§ **Instructions for the task**
Reproduce the data from the start through the line containing "purchase-manager-label: 采购经理 bbox=[2011, 973, 2079, 1107]", switching every "row-note" to "row-remark" and leaving everything else as it is.

§ **Listed records**

⟨

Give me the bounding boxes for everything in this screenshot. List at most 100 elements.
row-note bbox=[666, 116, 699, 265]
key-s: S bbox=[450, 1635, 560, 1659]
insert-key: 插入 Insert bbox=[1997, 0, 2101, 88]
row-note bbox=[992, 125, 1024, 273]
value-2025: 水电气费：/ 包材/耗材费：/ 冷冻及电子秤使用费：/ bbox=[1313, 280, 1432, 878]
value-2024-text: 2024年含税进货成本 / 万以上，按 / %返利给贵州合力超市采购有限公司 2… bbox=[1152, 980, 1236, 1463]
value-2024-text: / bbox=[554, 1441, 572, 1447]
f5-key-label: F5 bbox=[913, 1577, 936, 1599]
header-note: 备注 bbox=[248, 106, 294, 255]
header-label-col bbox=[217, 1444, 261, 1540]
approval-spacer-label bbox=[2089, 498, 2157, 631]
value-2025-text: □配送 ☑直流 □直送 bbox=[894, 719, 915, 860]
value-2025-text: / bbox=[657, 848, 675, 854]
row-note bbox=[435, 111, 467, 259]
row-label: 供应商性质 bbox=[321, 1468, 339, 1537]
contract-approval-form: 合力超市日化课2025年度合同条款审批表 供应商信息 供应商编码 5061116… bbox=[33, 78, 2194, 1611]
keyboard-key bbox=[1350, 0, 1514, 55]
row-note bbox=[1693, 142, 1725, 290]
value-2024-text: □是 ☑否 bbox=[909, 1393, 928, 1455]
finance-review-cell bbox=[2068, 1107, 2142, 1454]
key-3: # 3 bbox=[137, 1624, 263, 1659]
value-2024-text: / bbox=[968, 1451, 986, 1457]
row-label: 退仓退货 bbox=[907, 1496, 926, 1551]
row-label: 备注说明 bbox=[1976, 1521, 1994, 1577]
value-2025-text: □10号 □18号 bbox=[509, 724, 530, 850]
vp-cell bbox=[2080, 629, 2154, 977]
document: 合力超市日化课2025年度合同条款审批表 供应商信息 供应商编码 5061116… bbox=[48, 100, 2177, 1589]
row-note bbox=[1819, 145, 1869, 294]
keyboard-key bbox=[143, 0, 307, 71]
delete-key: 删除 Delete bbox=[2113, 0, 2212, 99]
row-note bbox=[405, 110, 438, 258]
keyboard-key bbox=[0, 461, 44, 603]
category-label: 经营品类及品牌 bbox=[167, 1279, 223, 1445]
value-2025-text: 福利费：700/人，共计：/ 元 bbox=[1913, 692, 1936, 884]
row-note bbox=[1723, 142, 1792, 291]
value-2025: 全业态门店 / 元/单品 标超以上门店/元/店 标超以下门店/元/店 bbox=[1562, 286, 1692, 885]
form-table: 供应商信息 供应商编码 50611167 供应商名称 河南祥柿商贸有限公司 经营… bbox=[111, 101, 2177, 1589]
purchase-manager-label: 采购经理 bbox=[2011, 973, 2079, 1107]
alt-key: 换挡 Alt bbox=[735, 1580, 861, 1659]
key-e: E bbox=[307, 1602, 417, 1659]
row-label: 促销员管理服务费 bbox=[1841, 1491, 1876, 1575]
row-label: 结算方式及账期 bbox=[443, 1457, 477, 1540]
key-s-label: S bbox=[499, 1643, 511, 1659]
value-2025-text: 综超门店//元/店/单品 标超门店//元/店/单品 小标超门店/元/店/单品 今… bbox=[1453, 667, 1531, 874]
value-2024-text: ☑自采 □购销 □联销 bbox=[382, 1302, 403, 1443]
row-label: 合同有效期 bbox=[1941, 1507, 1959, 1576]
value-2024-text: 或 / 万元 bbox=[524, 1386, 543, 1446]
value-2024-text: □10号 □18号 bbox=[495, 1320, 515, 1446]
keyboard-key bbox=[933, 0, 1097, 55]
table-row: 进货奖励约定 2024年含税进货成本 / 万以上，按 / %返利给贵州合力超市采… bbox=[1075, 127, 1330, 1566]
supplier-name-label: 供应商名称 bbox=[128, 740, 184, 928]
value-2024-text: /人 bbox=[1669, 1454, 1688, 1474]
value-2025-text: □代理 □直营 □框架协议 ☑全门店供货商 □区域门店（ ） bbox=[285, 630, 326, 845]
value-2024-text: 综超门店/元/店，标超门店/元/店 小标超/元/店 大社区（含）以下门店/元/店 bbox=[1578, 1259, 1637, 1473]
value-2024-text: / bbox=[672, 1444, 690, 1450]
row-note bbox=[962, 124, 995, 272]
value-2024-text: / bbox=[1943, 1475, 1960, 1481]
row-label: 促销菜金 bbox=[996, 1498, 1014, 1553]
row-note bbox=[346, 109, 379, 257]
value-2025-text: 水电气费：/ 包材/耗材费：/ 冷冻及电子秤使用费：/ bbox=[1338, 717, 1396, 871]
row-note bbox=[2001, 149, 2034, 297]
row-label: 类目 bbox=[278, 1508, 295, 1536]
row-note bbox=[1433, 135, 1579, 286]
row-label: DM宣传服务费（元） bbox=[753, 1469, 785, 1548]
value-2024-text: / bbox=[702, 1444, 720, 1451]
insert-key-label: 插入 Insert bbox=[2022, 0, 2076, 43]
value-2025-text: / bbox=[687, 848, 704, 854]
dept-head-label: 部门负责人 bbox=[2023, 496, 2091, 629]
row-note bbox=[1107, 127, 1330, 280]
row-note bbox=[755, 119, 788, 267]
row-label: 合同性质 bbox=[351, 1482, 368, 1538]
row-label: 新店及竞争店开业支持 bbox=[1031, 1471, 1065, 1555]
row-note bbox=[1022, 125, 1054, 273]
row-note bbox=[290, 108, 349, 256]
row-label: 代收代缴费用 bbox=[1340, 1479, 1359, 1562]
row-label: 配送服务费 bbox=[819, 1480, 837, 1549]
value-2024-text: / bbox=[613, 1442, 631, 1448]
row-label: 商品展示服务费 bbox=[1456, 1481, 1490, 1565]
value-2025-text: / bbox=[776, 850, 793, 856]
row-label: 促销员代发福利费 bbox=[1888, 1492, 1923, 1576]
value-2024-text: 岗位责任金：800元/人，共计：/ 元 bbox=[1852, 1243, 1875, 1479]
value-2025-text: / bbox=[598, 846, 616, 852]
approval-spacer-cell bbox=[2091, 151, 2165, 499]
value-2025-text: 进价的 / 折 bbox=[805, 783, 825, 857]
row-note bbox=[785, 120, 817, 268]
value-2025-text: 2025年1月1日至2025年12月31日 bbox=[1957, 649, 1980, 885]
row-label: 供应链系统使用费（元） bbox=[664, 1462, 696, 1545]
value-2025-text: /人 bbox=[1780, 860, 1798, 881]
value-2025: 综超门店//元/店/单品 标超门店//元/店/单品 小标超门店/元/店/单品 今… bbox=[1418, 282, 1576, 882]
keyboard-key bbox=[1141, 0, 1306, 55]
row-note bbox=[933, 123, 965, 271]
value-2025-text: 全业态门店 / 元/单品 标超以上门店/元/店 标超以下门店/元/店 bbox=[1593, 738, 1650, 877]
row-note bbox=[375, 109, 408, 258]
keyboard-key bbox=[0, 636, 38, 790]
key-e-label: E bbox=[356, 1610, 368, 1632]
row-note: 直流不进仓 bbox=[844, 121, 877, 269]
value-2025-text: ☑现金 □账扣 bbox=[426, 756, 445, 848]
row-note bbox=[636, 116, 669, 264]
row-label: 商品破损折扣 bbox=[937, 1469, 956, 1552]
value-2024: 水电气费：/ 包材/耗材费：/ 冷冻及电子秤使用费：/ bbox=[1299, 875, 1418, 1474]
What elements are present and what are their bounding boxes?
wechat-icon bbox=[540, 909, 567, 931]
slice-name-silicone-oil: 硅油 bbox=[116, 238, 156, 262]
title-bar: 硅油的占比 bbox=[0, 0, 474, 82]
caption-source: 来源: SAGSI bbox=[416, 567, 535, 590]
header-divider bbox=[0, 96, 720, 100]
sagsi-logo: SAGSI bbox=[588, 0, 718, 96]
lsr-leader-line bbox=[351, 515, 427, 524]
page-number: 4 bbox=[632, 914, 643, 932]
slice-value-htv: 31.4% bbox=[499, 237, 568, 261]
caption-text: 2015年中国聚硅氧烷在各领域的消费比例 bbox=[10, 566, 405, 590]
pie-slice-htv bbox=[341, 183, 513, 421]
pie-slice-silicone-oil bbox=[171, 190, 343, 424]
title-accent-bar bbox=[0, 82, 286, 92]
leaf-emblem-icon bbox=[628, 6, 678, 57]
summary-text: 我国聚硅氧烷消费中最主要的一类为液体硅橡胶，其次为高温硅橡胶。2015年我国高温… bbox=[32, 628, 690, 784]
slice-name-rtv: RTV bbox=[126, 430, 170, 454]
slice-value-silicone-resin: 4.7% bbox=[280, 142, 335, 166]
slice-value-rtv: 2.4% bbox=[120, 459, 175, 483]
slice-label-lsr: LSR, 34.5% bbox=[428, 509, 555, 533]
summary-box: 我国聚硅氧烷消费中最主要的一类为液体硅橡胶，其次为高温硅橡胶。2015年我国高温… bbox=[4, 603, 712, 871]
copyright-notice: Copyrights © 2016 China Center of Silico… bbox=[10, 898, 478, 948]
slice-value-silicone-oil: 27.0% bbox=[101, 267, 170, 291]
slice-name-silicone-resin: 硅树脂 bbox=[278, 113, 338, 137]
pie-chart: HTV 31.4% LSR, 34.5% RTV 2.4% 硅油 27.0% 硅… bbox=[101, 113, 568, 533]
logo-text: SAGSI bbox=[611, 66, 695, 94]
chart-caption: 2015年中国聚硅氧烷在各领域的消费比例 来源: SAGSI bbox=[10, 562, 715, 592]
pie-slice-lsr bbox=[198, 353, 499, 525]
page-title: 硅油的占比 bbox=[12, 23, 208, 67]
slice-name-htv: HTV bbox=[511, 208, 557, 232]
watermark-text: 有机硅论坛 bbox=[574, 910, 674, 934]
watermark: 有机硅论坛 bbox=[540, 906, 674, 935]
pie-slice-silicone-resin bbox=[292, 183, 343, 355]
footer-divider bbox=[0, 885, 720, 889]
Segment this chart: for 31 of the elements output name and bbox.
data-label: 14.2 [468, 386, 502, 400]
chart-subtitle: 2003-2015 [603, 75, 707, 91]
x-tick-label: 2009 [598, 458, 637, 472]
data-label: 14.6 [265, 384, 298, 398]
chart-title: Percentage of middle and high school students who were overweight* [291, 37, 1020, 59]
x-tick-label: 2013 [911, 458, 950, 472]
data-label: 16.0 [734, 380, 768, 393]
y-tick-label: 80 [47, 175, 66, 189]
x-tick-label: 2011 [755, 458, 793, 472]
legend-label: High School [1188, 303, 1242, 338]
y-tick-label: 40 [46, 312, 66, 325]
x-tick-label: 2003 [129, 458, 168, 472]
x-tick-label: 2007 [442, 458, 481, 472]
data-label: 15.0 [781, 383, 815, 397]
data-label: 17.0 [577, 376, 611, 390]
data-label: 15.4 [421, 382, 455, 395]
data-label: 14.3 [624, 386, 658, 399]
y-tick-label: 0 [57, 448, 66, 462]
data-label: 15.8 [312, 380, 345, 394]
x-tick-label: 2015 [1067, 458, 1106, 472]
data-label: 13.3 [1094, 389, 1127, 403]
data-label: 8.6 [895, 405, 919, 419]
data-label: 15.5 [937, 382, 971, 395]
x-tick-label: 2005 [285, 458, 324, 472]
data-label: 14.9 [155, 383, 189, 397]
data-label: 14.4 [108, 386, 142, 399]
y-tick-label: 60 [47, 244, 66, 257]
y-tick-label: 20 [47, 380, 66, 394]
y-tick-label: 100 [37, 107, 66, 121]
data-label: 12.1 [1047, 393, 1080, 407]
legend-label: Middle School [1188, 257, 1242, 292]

⟩

§ **Solution for this task**
Give me the bounding boxes for everything in this screenshot. List at most 100 elements.
row-remark bbox=[666, 116, 699, 265]
key-s: S bbox=[450, 1635, 560, 1659]
insert-key: 插入 Insert bbox=[1997, 0, 2101, 88]
row-remark bbox=[992, 125, 1024, 273]
value-2025: 水电气费：/ 包材/耗材费：/ 冷冻及电子秤使用费：/ bbox=[1313, 280, 1432, 878]
value-2024-text: 2024年含税进货成本 / 万以上，按 / %返利给贵州合力超市采购有限公司 2… bbox=[1152, 980, 1236, 1463]
value-2024-text: / bbox=[554, 1441, 572, 1447]
f5-key-label: F5 bbox=[913, 1577, 936, 1599]
header-note: 备注 bbox=[248, 106, 294, 255]
header-label-col bbox=[217, 1444, 261, 1540]
approval-spacer-label bbox=[2089, 498, 2157, 631]
value-2025-text: □配送 ☑直流 □直送 bbox=[894, 719, 915, 860]
value-2025-text: / bbox=[657, 848, 675, 854]
row-remark bbox=[435, 111, 467, 259]
row-label: 供应商性质 bbox=[321, 1468, 339, 1537]
contract-approval-form: 合力超市日化课2025年度合同条款审批表 供应商信息 供应商编码 5061116… bbox=[33, 78, 2194, 1611]
keyboard-key bbox=[1350, 0, 1514, 55]
row-remark bbox=[1693, 142, 1725, 290]
value-2024-text: □是 ☑否 bbox=[909, 1393, 928, 1455]
finance-review-cell bbox=[2068, 1107, 2142, 1454]
key-3: # 3 bbox=[137, 1624, 263, 1659]
value-2024-text: / bbox=[968, 1451, 986, 1457]
row-label: 退仓退货 bbox=[907, 1496, 926, 1551]
row-label: 备注说明 bbox=[1976, 1521, 1994, 1577]
value-2025-text: □10号 □18号 bbox=[509, 724, 530, 850]
vp-cell bbox=[2080, 629, 2154, 977]
document: 合力超市日化课2025年度合同条款审批表 供应商信息 供应商编码 5061116… bbox=[48, 100, 2177, 1589]
row-remark bbox=[1819, 145, 1869, 294]
keyboard-key bbox=[143, 0, 307, 71]
delete-key: 删除 Delete bbox=[2113, 0, 2212, 99]
row-remark bbox=[405, 110, 438, 258]
keyboard-key bbox=[0, 461, 44, 603]
category-label: 经营品类及品牌 bbox=[167, 1279, 223, 1445]
value-2025-text: 福利费：700/人，共计：/ 元 bbox=[1913, 692, 1936, 884]
row-remark bbox=[1723, 142, 1792, 291]
value-2025: 全业态门店 / 元/单品 标超以上门店/元/店 标超以下门店/元/店 bbox=[1562, 286, 1692, 885]
form-table: 供应商信息 供应商编码 50611167 供应商名称 河南祥柿商贸有限公司 经营… bbox=[111, 101, 2177, 1589]
purchase-manager-label: 采购经理 bbox=[2011, 973, 2079, 1107]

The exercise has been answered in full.